WHAT YOU WILL DO:
a – List every person named by name in the excerpt about Clark Jones.
b – Write out the part of the excerpt about Clark Jones that opens with the words containing "Passing on the" and closes with "on some wisdom.".
c – Continue the excerpt about Clark Jones from the point where it stops.

QUOTED PASSAGE:

━━━

ADAMH owns a parcel of land in Franklinton that Clark Jones said is suitable for the new crisis center. Construction could start by the end of the year.

“She’s going to take ADAMH to new heights,” the proud Coleman says of his mentee. “She’ll think outside the box and put ADAMH in a position to serve the public in some new, dynamic way.” Coleman adds that he believes Clark Jones will continue to be a leader and advocate. “She learned from the best and witnessed history with her mother, and now she is so gifted. Whether it’s in the public sector or the private sector, I see her as a leader.”

Passing on the lessons

Clark Jones married Mark Jones, an underground network engineer who works for the city’s Department of Public Utilities, in 2004. Together, they have a blended family of five children, who range in age from 15 to 26. And now, like her mother before her, it’s Clark Jones’s turn to pass on some wisdom.

━━━

Page segmentation data:
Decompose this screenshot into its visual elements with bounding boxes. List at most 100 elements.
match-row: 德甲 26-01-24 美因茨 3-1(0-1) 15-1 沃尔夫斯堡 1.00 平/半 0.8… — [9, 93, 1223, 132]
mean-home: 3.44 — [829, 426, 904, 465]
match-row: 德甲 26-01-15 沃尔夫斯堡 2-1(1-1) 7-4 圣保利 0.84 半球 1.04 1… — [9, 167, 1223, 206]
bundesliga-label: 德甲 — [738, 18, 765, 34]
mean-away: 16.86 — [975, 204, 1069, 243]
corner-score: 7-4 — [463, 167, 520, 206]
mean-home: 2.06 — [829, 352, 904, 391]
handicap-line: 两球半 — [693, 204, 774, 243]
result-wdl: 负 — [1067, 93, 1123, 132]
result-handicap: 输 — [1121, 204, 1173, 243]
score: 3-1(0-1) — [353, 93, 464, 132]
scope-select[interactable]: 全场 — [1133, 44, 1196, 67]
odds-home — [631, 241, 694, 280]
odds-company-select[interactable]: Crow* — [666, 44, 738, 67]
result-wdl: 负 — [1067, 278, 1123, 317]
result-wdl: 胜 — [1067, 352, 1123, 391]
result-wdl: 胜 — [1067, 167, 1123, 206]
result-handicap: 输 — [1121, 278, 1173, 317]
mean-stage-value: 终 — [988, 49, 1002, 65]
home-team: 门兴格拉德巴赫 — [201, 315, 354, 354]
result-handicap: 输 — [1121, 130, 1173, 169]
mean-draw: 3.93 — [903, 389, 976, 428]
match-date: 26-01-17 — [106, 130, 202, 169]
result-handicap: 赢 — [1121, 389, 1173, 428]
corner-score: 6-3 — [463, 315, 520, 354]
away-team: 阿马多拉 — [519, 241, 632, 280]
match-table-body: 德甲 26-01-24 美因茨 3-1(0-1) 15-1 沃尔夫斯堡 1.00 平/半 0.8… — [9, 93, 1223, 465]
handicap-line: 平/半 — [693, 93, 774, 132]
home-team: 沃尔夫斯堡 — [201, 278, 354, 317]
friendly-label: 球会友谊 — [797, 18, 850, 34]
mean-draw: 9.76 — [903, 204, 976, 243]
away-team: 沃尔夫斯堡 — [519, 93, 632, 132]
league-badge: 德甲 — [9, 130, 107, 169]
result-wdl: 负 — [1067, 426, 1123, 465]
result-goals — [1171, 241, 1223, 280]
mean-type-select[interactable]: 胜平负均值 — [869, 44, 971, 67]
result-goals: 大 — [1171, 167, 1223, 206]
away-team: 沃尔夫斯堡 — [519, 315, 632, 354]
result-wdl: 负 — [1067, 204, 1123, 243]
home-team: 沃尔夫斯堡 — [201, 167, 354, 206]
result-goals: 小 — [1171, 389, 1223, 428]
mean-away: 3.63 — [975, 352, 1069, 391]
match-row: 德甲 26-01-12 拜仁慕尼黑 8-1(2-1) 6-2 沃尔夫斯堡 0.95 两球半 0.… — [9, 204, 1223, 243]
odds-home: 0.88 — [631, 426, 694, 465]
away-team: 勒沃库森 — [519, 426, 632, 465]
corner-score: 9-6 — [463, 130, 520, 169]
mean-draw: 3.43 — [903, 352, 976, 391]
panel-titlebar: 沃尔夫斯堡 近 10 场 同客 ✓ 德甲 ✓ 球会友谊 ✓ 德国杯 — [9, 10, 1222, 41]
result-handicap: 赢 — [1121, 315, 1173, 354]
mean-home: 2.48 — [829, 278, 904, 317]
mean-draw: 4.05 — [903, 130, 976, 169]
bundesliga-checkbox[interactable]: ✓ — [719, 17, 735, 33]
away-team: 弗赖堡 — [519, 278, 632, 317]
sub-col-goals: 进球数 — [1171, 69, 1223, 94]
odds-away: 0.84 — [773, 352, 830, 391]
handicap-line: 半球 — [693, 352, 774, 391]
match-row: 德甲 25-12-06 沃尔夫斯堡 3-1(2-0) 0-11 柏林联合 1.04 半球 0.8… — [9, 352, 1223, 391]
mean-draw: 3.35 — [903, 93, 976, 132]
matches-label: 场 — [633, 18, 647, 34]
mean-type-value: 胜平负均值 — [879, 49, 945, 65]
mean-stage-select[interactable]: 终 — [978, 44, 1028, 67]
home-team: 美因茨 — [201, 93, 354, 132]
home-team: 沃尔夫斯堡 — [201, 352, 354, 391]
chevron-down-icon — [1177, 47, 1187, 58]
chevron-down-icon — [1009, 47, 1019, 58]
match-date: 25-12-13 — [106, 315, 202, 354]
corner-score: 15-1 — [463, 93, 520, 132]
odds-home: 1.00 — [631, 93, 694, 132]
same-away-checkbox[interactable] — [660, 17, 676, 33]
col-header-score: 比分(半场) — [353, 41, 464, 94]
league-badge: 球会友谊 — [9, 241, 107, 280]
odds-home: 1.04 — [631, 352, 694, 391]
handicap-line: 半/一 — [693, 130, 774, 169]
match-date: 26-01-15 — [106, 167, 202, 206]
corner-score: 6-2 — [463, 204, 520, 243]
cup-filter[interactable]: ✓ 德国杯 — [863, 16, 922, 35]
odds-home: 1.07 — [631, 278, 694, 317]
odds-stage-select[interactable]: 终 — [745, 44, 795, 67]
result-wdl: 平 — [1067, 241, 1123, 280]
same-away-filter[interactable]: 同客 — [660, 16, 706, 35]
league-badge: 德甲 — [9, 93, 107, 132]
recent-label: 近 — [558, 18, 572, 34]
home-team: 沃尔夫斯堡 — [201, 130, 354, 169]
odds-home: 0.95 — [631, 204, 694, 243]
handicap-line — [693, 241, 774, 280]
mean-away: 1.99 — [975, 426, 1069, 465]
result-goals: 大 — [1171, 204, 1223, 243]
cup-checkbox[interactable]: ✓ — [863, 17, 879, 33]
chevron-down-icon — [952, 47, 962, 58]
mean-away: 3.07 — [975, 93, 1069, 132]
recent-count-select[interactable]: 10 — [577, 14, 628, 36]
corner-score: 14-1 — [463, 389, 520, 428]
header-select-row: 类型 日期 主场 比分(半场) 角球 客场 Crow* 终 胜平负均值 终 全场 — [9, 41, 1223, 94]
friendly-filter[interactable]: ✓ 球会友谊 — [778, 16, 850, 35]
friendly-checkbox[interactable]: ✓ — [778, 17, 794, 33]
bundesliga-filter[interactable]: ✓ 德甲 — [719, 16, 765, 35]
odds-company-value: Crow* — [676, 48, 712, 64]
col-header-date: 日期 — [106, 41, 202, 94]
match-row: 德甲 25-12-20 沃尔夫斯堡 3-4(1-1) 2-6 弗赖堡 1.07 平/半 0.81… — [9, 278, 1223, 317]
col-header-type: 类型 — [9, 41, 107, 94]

━━━

EXPECTED RESULTS:
a – Clark Jones, Coleman, Mark Jones

b –
Passing on the lessons

Clark Jones married Mark Jones, an underground network engineer who works for the city’s Department of Public Utilities, in 2004. Together, they have a blended family of five children, who range in age from 15 to 26. And now, like her mother before her, it’s Clark Jones’s turn to pass on some wisdom.

c –
“What I see in my kids is they’re super inclusive, and I love that about them,” she says. “And, I have some leaders in my crew and it’s nice to see that, too. I’m a little more humble in my approach, so I think maybe they got that from my mom … and she thought that, too!”

One of the potential leaders is her son, Elyas Ingram, 25, a contract manager for the Franklin County Department of Job and Family Services.

“The other night he came to me and said he was thinking of getting a public policy degree and who should he talk to about it, should he talk to Michael Coleman,” Clark Jones says. “I said, you’re missing a resource right here, you can always talk to me. But he said he wants to talk to Michael Coleman … He said he wants to make an impact and a difference, and I think we’ve been able to plant the seed that service is what we give, the price for our rent here on Earth.”


Soon after you were named executive director of ADAMH, the pandemic hit. How did that impact ADAMH? It was six or seven weeks after I started, and it intensified the opioid epidemic and mental-health disorders. The first thing we had to do was open the lines of communication with all the agencies we work with. I think some of our agencies [ADAMH provides grants to 33 local organizations], the larger ones, felt like they had better access to us and some of the smaller ones, unless something was urgent, didn’t think they could reach out to us. We said, we want to know what everyone is going through and what you need from us to do your jobs better. What adjustments and tweaks do we have to make? How can we help?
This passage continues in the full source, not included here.